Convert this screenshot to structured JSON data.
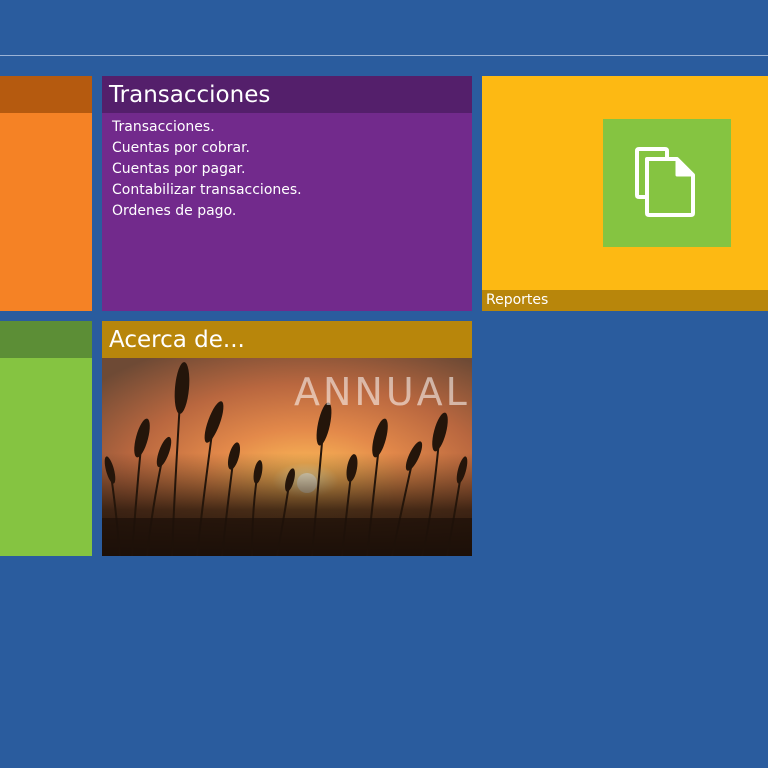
{
  "tiles": {
    "transacciones": {
      "title": "Transacciones",
      "links": [
        "Transacciones.",
        "Cuentas por cobrar.",
        "Cuentas por pagar.",
        "Contabilizar transacciones.",
        "Ordenes de pago."
      ]
    },
    "reportes": {
      "label": "Reportes",
      "icon": "documents-icon"
    },
    "acerca": {
      "title": "Acerca de...",
      "photo_text": "ANNUAL"
    }
  },
  "colors": {
    "background": "#2a5c9e",
    "orange": "#f58225",
    "green": "#85c441",
    "purple": "#722a8c",
    "yellow": "#fdb913"
  }
}
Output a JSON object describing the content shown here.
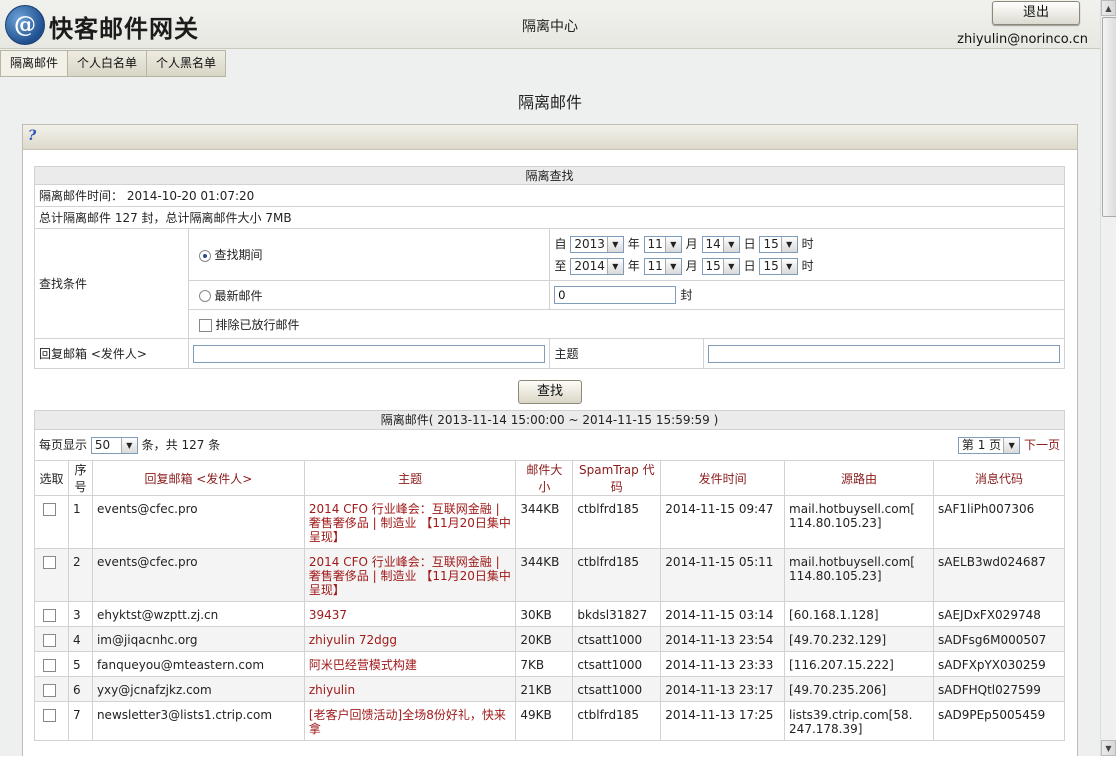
{
  "header": {
    "logo_glyph": "@",
    "app_name": "快客邮件网关",
    "center_title": "隔离中心",
    "logout_label": "退出",
    "user_email": "zhiyulin@norinco.cn"
  },
  "tabs": [
    {
      "label": "隔离邮件",
      "active": true
    },
    {
      "label": "个人白名单",
      "active": false
    },
    {
      "label": "个人黑名单",
      "active": false
    }
  ],
  "page_title": "隔离邮件",
  "help_glyph": "?",
  "search": {
    "section_title": "隔离查找",
    "quarantine_time_label": "隔离邮件时间：",
    "quarantine_time": "2014-10-20 01:07:20",
    "totals": "总计隔离邮件 127 封，总计隔离邮件大小 7MB",
    "condition_label": "查找条件",
    "period_option": "查找期间",
    "latest_option": "最新邮件",
    "exclude_label": "排除已放行邮件",
    "from_prefix": "自",
    "to_prefix": "至",
    "year_unit": "年",
    "month_unit": "月",
    "day_unit": "日",
    "hour_unit": "时",
    "from": {
      "year": "2013",
      "month": "11",
      "day": "14",
      "hour": "15"
    },
    "to": {
      "year": "2014",
      "month": "11",
      "day": "15",
      "hour": "15"
    },
    "latest_count": "0",
    "latest_unit": "封",
    "reply_label": "回复邮箱 <发件人>",
    "subject_label": "主题",
    "reply_value": "",
    "subject_value": "",
    "search_button": "查找"
  },
  "results": {
    "title": "隔离邮件( 2013-11-14 15:00:00 ~ 2014-11-15 15:59:59 )",
    "per_page_label": "每页显示",
    "per_page": "50",
    "count_text": "条，共 127 条",
    "page_select": "第 1 页",
    "next_page": "下一页",
    "columns": {
      "pick": "选取",
      "seq": "序号",
      "sender": "回复邮箱 <发件人>",
      "subject": "主题",
      "size": "邮件大小",
      "spamtrap": "SpamTrap 代码",
      "time": "发件时间",
      "route": "源路由",
      "msgid": "消息代码"
    },
    "rows": [
      {
        "seq": "1",
        "sender": "events@cfec.pro",
        "subject": "2014 CFO 行业峰会：互联网金融 | 奢售奢侈品 | 制造业 【11月20日集中呈现】",
        "size": "344KB",
        "spamtrap": "ctblfrd185",
        "time": "2014-11-15 09:47",
        "route": "mail.hotbuysell.com[ 114.80.105.23]",
        "msgid": "sAF1liPh007306"
      },
      {
        "seq": "2",
        "sender": "events@cfec.pro",
        "subject": "2014 CFO 行业峰会：互联网金融 | 奢售奢侈品 | 制造业 【11月20日集中呈现】",
        "size": "344KB",
        "spamtrap": "ctblfrd185",
        "time": "2014-11-15 05:11",
        "route": "mail.hotbuysell.com[ 114.80.105.23]",
        "msgid": "sAELB3wd024687"
      },
      {
        "seq": "3",
        "sender": "ehyktst@wzptt.zj.cn",
        "subject": "39437",
        "size": "30KB",
        "spamtrap": "bkdsl31827",
        "time": "2014-11-15 03:14",
        "route": "[60.168.1.128]",
        "msgid": "sAEJDxFX029748"
      },
      {
        "seq": "4",
        "sender": "im@jiqacnhc.org",
        "subject": "zhiyulin 72dgg",
        "size": "20KB",
        "spamtrap": "ctsatt1000",
        "time": "2014-11-13 23:54",
        "route": "[49.70.232.129]",
        "msgid": "sADFsg6M000507"
      },
      {
        "seq": "5",
        "sender": "fanqueyou@mteastern.com",
        "subject": "阿米巴经营模式构建",
        "size": "7KB",
        "spamtrap": "ctsatt1000",
        "time": "2014-11-13 23:33",
        "route": "[116.207.15.222]",
        "msgid": "sADFXpYX030259"
      },
      {
        "seq": "6",
        "sender": "yxy@jcnafzjkz.com",
        "subject": "zhiyulin",
        "size": "21KB",
        "spamtrap": "ctsatt1000",
        "time": "2014-11-13 23:17",
        "route": "[49.70.235.206]",
        "msgid": "sADFHQtl027599"
      },
      {
        "seq": "7",
        "sender": "newsletter3@lists1.ctrip.com",
        "subject": "[老客户回馈活动]全场8份好礼，快来拿",
        "size": "49KB",
        "spamtrap": "ctblfrd185",
        "time": "2014-11-13 17:25",
        "route": "lists39.ctrip.com[58. 247.178.39]",
        "msgid": "sAD9PEp5005459"
      }
    ]
  }
}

======

Do this: Write out all the entries exactly, except for the pictures.

Result for this exercise:
Convert this screenshot to structured JSON data.
{
  "tiles": {
    "transacciones": {
      "title": "Transacciones",
      "links": [
        "Transacciones.",
        "Cuentas por cobrar.",
        "Cuentas por pagar.",
        "Contabilizar transacciones.",
        "Ordenes de pago."
      ]
    },
    "reportes": {
      "label": "Reportes",
      "icon": "documents-icon"
    },
    "acerca": {
      "title": "Acerca de...",
      "photo_text": "ANNUAL"
    }
  },
  "colors": {
    "background": "#2a5c9e",
    "orange": "#f58225",
    "green": "#85c441",
    "purple": "#722a8c",
    "yellow": "#fdb913"
  }
}
Output a JSON object describing the content shown here.
{
  "header": {
    "logo_glyph": "@",
    "app_name": "快客邮件网关",
    "center_title": "隔离中心",
    "logout_label": "退出",
    "user_email": "zhiyulin@norinco.cn"
  },
  "tabs": [
    {
      "label": "隔离邮件",
      "active": true
    },
    {
      "label": "个人白名单",
      "active": false
    },
    {
      "label": "个人黑名单",
      "active": false
    }
  ],
  "page_title": "隔离邮件",
  "help_glyph": "?",
  "search": {
    "section_title": "隔离查找",
    "quarantine_time_label": "隔离邮件时间：",
    "quarantine_time": "2014-10-20 01:07:20",
    "totals": "总计隔离邮件 127 封，总计隔离邮件大小 7MB",
    "condition_label": "查找条件",
    "period_option": "查找期间",
    "latest_option": "最新邮件",
    "exclude_label": "排除已放行邮件",
    "from_prefix": "自",
    "to_prefix": "至",
    "year_unit": "年",
    "month_unit": "月",
    "day_unit": "日",
    "hour_unit": "时",
    "from": {
      "year": "2013",
      "month": "11",
      "day": "14",
      "hour": "15"
    },
    "to": {
      "year": "2014",
      "month": "11",
      "day": "15",
      "hour": "15"
    },
    "latest_count": "0",
    "latest_unit": "封",
    "reply_label": "回复邮箱 <发件人>",
    "subject_label": "主题",
    "reply_value": "",
    "subject_value": "",
    "search_button": "查找"
  },
  "results": {
    "title": "隔离邮件( 2013-11-14 15:00:00 ~ 2014-11-15 15:59:59 )",
    "per_page_label": "每页显示",
    "per_page": "50",
    "count_text": "条，共 127 条",
    "page_select": "第 1 页",
    "next_page": "下一页",
    "columns": {
      "pick": "选取",
      "seq": "序号",
      "sender": "回复邮箱 <发件人>",
      "subject": "主题",
      "size": "邮件大小",
      "spamtrap": "SpamTrap 代码",
      "time": "发件时间",
      "route": "源路由",
      "msgid": "消息代码"
    },
    "rows": [
      {
        "seq": "1",
        "sender": "events@cfec.pro",
        "subject": "2014 CFO 行业峰会：互联网金融 | 奢售奢侈品 | 制造业 【11月20日集中呈现】",
        "size": "344KB",
        "spamtrap": "ctblfrd185",
        "time": "2014-11-15 09:47",
        "route": "mail.hotbuysell.com[ 114.80.105.23]",
        "msgid": "sAF1liPh007306"
      },
      {
        "seq": "2",
        "sender": "events@cfec.pro",
        "subject": "2014 CFO 行业峰会：互联网金融 | 奢售奢侈品 | 制造业 【11月20日集中呈现】",
        "size": "344KB",
        "spamtrap": "ctblfrd185",
        "time": "2014-11-15 05:11",
        "route": "mail.hotbuysell.com[ 114.80.105.23]",
        "msgid": "sAELB3wd024687"
      },
      {
        "seq": "3",
        "sender": "ehyktst@wzptt.zj.cn",
        "subject": "39437",
        "size": "30KB",
        "spamtrap": "bkdsl31827",
        "time": "2014-11-15 03:14",
        "route": "[60.168.1.128]",
        "msgid": "sAEJDxFX029748"
      },
      {
        "seq": "4",
        "sender": "im@jiqacnhc.org",
        "subject": "zhiyulin 72dgg",
        "size": "20KB",
        "spamtrap": "ctsatt1000",
        "time": "2014-11-13 23:54",
        "route": "[49.70.232.129]",
        "msgid": "sADFsg6M000507"
      },
      {
        "seq": "5",
        "sender": "fanqueyou@mteastern.com",
        "subject": "阿米巴经营模式构建",
        "size": "7KB",
        "spamtrap": "ctsatt1000",
        "time": "2014-11-13 23:33",
        "route": "[116.207.15.222]",
        "msgid": "sADFXpYX030259"
      },
      {
        "seq": "6",
        "sender": "yxy@jcnafzjkz.com",
        "subject": "zhiyulin",
        "size": "21KB",
        "spamtrap": "ctsatt1000",
        "time": "2014-11-13 23:17",
        "route": "[49.70.235.206]",
        "msgid": "sADFHQtl027599"
      },
      {
        "seq": "7",
        "sender": "newsletter3@lists1.ctrip.com",
        "subject": "[老客户回馈活动]全场8份好礼，快来拿",
        "size": "49KB",
        "spamtrap": "ctblfrd185",
        "time": "2014-11-13 17:25",
        "route": "lists39.ctrip.com[58. 247.178.39]",
        "msgid": "sAD9PEp5005459"
      }
    ]
  }
}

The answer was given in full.